- BLOCO DE TEXTO -

-.-.-

Andréa Beltrão em “Lady Tempestade”

“Lady Tempestade” é um impactante relato de coragem e busca por justiça. Com direção de Yara de Novaes e dramaturgia de Sílvia Gomez, o monólogo estrelado por Andréa Beltrão estreou em São Paulo após temporadas esgotadas no Rio de Janeiro, trazendo à cena a luta da advogada Mércia Albuquerque na defesa de presos políticos durante a ditadura.

O universo teatral brasileiro recebeu uma montagem de grande relevância; poucos entre tantos espetáculos em cartaz conseguem unir o pulsar e a nostalgia de forma tão marcante quanto “Lady Tempestade”. A peça, que promete um depoimento histórico feroz, encontra-se, na verdade, em um curioso exercício de autoafirmação, no qual a ironia parece mais uma máscara do que um discurso direto.

Andréa Beltrão brilha no papel de Mércia Albuquerque, pernambucana arretada, ativista e advogada de presos políticos. Não é todo dia que vemos uma peça que homenageia a coragem de personagens perseguidos por uma repressão que, hoje, parece tão urgente de ser lembrada, vide os relatos escabrosos, entre outros, do longa “Ainda Estou Aqui”, de Walter Salles, ganhador do nosso primeiro Oscar de filme estrangeiro.

-.-.-

- Registros brutos -
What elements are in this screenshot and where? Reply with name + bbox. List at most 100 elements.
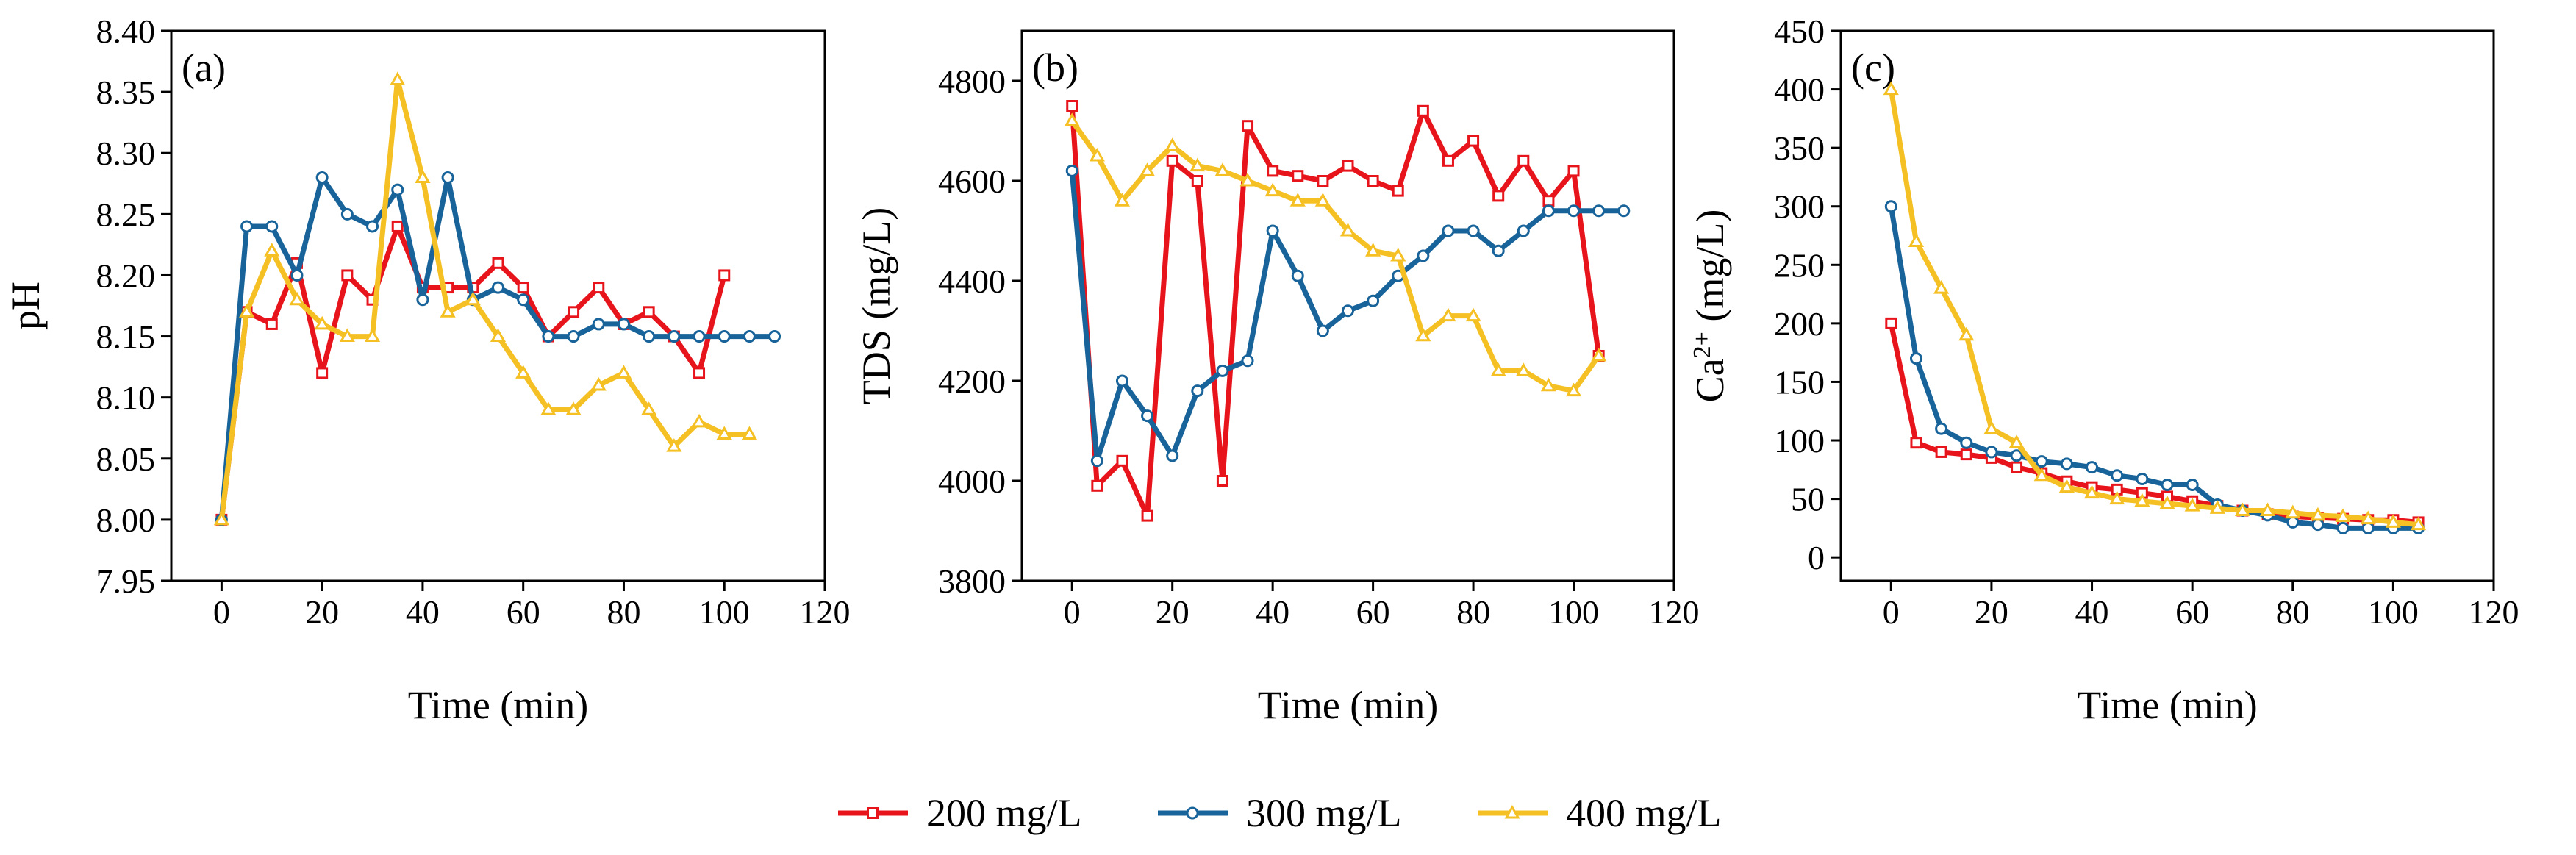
- data-point: [1115, 374, 1128, 387]
- x-tick-label: 120: [2469, 593, 2519, 631]
- data-point: [643, 330, 656, 343]
- x-tick-label: 0: [1883, 593, 1900, 631]
- data-point: [1492, 190, 1505, 202]
- panel-label: (c): [1851, 46, 1895, 90]
- data-point: [1517, 154, 1530, 167]
- data-point: [1910, 437, 1922, 449]
- x-tick-label: 100: [699, 593, 750, 631]
- legend-entry: 400 mg/L: [1478, 791, 1722, 835]
- data-point: [1114, 193, 1131, 207]
- data-point: [1342, 304, 1354, 318]
- y-tick-label: 200: [1774, 305, 1825, 343]
- data-point: [2310, 507, 2326, 521]
- data-point: [1289, 193, 1306, 207]
- y-tick-label: 4800: [938, 62, 1006, 100]
- y-tick-label: 8.05: [96, 440, 156, 478]
- data-point: [1567, 165, 1580, 177]
- series-line: [1069, 105, 1602, 519]
- data-point: [1417, 104, 1429, 117]
- x-axis-label: Time (min): [2077, 683, 2258, 727]
- y-tick-label: 8.25: [96, 196, 156, 233]
- x-tick-label: 80: [1456, 593, 1490, 631]
- series-200-mg-l: [1885, 317, 2425, 529]
- data-point: [2033, 467, 2050, 482]
- data-point: [542, 330, 555, 343]
- data-point: [2159, 495, 2175, 509]
- series-300-mg-l: [215, 171, 781, 526]
- data-point: [2086, 461, 2099, 474]
- data-point: [2011, 461, 2023, 473]
- data-point: [1365, 243, 1381, 257]
- data-point: [264, 243, 280, 257]
- data-point: [2186, 478, 2199, 491]
- data-point: [1139, 162, 1156, 176]
- data-point: [1935, 422, 1948, 435]
- data-point: [1467, 224, 1480, 237]
- data-point: [1415, 327, 1431, 342]
- data-point: [415, 169, 431, 183]
- legend-label: 200 mg/L: [926, 791, 1082, 835]
- data-point: [2008, 434, 2025, 448]
- y-tick-label: 8.15: [96, 318, 156, 356]
- data-point: [1542, 195, 1555, 207]
- data-point: [517, 293, 530, 307]
- x-axis-label: Time (min): [408, 683, 589, 727]
- data-point: [1066, 100, 1078, 112]
- data-point: [2360, 510, 2376, 525]
- y-tick-label: 8.20: [96, 257, 156, 294]
- y-tick-label: 8.35: [96, 74, 156, 111]
- series-400-mg-l: [213, 71, 758, 526]
- data-point: [290, 268, 304, 282]
- x-tick-label: 120: [800, 593, 851, 631]
- data-point: [1567, 204, 1581, 218]
- panel-label: (b): [1032, 46, 1078, 90]
- data-point: [2209, 500, 2225, 514]
- series-300-mg-l: [1884, 200, 2425, 534]
- series-line: [218, 175, 775, 520]
- data-point: [1314, 193, 1331, 207]
- y-tick-label: 4400: [938, 262, 1006, 300]
- y-tick-label: 50: [1791, 481, 1825, 518]
- y-tick-label: 8.30: [96, 135, 156, 172]
- data-point: [2335, 508, 2351, 522]
- data-point: [1540, 377, 1557, 392]
- legend: 200 mg/L 300 mg/L 400 mg/L: [838, 791, 1722, 835]
- data-point: [1191, 175, 1203, 187]
- data-point: [1166, 449, 1179, 462]
- legend-marker: [1504, 804, 1520, 819]
- data-point: [1214, 162, 1231, 176]
- data-point: [1935, 446, 1947, 458]
- data-point: [693, 367, 706, 379]
- y-tick-label: 7.95: [96, 562, 156, 600]
- data-point: [1266, 224, 1279, 237]
- data-point: [718, 269, 731, 282]
- y-tick-label: 100: [1774, 422, 1825, 459]
- data-point: [515, 365, 532, 379]
- panel-c-calcium: 0 20 40 60 80 100 120 0 50 100 150 200 250 300 350 400 4…: [1688, 12, 2519, 727]
- x-axis-label: Time (min): [1258, 683, 1439, 727]
- data-point: [490, 328, 507, 343]
- plot-frame: [1839, 29, 2495, 582]
- data-point: [340, 207, 354, 221]
- x-tick-label: 60: [507, 593, 540, 631]
- y-tick-label: 150: [1774, 363, 1825, 401]
- data-point: [1492, 244, 1505, 257]
- data-point: [1960, 448, 1972, 461]
- data-point: [1166, 154, 1178, 167]
- y-tick-label: 8.00: [96, 501, 156, 539]
- x-tick-label: 60: [2175, 593, 2209, 631]
- data-point: [240, 220, 254, 233]
- data-point: [1216, 475, 1228, 487]
- data-point: [741, 426, 758, 440]
- data-point: [2336, 521, 2350, 534]
- data-point: [2035, 455, 2048, 468]
- data-point: [238, 304, 255, 318]
- legend-entry: 200 mg/L: [838, 791, 1082, 835]
- data-point: [440, 304, 456, 318]
- series-line: [1888, 89, 2419, 528]
- x-tick-label: 80: [2276, 593, 2310, 631]
- y-tick-label: 0: [1808, 539, 1825, 576]
- series-line: [1888, 206, 2419, 531]
- data-point: [718, 330, 731, 343]
- data-point: [1291, 269, 1304, 282]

-.-.-

- DESCRIÇÃO DO PROBLEMA -
Retome a crítica teatral sobre “Lady Tempestade”, situada acima da listagem, continuando-a a partir da última frase apresentada.

- RESPOSTA ESCRITA -
A peça parece querer dialogar com o espectador ou melhor, com quem deseja se lembrar de que direitos e liberdades são frágeis e devem ser preservados a qualquer custo. A crítica social, que poderia ser o grande destaque, fica diluída em maneirismos que mais parecem uma tentativa de suavizar uma mensagem pesada, em vez de aprofundar o tema em si. Ainda assim, há um respeito implícito por tudo aquilo que Mércia simboliza: resistência, coragem e a luta por liberdade.

“Lady Tempestade” funciona, talvez, mais como uma homenagem ao espírito de resistência do que como uma crítica ousada ou inovadora e nos convida a refletir sobre o passado, a resistência e o papel do artista na sociedade, de uma maneira que mescla respeito e uma pitada de ironia. É uma homenagem, sim, àqueles que enfrentaram a censura e a repressão, mas também uma confirmação de que Andréa Beltrão, assim como seus personagens, permanece eternizada na memória cultural brasileira — navegando sempre com um sorriso no rosto, mesmo diante das tempestades mais assustadoras.

Ela falou com o DCM:

DCM – Como Mércia Albuquerque motivou você a aceitar o papel na peça “Lady Tempestade”?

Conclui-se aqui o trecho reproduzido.